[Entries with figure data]
(begin)

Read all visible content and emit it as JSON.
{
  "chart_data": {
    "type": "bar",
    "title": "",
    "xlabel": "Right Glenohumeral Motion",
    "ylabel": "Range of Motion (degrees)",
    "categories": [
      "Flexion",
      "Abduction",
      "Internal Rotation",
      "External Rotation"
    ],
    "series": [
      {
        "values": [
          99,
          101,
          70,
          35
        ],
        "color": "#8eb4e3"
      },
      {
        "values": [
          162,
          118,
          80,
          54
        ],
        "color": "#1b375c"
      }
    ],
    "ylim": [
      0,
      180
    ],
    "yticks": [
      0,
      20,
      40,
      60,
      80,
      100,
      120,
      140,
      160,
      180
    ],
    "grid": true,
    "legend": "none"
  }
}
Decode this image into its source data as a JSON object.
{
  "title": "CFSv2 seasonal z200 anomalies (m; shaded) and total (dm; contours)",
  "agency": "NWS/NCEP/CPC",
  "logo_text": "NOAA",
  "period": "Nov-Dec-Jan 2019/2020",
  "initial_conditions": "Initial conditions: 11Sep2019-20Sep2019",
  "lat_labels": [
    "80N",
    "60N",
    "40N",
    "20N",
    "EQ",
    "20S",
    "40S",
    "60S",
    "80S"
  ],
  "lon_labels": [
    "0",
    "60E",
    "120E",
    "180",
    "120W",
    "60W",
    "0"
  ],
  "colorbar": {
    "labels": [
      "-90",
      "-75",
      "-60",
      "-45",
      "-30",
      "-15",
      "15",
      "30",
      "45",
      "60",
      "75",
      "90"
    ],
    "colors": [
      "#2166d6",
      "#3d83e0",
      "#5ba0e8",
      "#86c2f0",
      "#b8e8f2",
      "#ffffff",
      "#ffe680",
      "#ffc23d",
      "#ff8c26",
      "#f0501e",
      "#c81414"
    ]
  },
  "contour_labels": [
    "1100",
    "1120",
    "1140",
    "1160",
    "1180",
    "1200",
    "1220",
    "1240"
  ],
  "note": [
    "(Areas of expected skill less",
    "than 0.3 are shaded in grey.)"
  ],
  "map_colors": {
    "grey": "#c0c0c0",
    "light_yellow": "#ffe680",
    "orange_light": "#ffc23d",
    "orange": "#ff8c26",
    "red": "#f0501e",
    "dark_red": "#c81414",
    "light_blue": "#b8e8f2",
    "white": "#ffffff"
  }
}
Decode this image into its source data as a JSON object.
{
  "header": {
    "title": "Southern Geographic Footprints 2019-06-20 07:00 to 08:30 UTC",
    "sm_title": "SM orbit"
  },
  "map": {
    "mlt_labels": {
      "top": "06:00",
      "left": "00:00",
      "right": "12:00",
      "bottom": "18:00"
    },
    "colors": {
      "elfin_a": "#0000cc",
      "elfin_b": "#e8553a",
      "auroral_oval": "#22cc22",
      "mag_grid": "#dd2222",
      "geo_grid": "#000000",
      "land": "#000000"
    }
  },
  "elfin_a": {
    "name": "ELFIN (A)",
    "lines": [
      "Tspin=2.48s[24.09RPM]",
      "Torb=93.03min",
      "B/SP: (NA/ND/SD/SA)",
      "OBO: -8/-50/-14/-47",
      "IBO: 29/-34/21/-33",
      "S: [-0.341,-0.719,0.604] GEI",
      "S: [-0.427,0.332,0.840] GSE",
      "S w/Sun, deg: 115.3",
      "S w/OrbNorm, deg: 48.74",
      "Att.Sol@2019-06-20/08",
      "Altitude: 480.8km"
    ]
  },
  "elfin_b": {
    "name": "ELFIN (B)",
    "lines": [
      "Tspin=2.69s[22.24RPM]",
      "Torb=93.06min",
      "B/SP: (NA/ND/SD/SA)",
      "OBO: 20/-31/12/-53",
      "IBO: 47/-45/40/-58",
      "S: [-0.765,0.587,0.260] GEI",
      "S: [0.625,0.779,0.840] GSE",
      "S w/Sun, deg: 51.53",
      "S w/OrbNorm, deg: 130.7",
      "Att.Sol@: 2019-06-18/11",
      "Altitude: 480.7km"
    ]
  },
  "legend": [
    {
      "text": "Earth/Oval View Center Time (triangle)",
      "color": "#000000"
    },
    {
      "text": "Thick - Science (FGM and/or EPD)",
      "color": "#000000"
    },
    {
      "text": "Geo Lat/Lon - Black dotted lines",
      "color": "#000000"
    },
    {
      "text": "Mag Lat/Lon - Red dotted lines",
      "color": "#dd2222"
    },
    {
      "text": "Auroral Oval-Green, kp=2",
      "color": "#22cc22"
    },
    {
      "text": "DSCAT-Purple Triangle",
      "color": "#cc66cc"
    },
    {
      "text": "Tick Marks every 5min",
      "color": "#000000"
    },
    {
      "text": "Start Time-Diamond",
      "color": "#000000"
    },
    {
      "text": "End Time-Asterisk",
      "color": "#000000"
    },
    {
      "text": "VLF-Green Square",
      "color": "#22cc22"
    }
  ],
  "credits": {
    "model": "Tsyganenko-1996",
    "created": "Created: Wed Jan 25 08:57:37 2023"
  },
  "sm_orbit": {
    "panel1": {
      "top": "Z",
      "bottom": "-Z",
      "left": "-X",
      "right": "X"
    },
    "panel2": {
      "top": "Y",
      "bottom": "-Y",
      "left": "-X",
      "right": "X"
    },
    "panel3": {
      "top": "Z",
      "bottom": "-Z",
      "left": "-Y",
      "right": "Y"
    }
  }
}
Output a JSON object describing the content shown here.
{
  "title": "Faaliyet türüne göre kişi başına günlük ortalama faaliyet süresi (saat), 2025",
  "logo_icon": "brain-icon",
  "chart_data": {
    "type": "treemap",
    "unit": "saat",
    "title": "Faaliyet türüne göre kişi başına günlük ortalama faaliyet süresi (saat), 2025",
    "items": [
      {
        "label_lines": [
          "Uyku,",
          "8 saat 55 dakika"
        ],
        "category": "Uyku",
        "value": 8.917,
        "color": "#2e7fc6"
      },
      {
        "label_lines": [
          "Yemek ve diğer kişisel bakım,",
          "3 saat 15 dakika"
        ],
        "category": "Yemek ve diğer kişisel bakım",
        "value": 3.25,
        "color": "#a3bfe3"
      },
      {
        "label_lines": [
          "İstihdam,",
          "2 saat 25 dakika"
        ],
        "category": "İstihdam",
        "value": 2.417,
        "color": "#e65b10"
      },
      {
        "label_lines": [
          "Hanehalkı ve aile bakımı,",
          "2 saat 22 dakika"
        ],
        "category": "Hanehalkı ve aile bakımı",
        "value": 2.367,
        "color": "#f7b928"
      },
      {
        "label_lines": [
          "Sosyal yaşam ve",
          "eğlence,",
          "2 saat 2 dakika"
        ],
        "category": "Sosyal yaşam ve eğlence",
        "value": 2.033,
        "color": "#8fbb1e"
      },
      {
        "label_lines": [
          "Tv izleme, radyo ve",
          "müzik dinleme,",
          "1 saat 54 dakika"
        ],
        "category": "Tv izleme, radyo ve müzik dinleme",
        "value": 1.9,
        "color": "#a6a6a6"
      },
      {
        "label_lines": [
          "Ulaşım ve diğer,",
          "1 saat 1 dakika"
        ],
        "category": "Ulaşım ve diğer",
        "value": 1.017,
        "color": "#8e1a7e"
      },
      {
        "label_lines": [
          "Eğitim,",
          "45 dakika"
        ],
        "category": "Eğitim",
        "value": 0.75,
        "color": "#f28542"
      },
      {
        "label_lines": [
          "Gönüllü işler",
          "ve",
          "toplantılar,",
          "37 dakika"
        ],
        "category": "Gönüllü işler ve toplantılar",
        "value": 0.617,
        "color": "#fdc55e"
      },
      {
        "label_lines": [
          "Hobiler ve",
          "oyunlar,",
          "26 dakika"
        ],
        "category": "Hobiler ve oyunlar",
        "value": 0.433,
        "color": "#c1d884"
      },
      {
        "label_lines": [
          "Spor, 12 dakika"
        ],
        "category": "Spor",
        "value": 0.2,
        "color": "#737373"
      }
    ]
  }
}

(end)

▸ **PROBLEM TO SOLVE**: Locate all lines in the listing above with the word "dakika". Copy them.

▸ **WRITTEN ANSWER**:
          "8 saat 55 dakika"
          "3 saat 15 dakika"
          "2 saat 25 dakika"
          "2 saat 22 dakika"
          "2 saat 2 dakika"
          "1 saat 54 dakika"
          "1 saat 1 dakika"
          "45 dakika"
          "37 dakika"
          "26 dakika"
          "Spor, 12 dakika"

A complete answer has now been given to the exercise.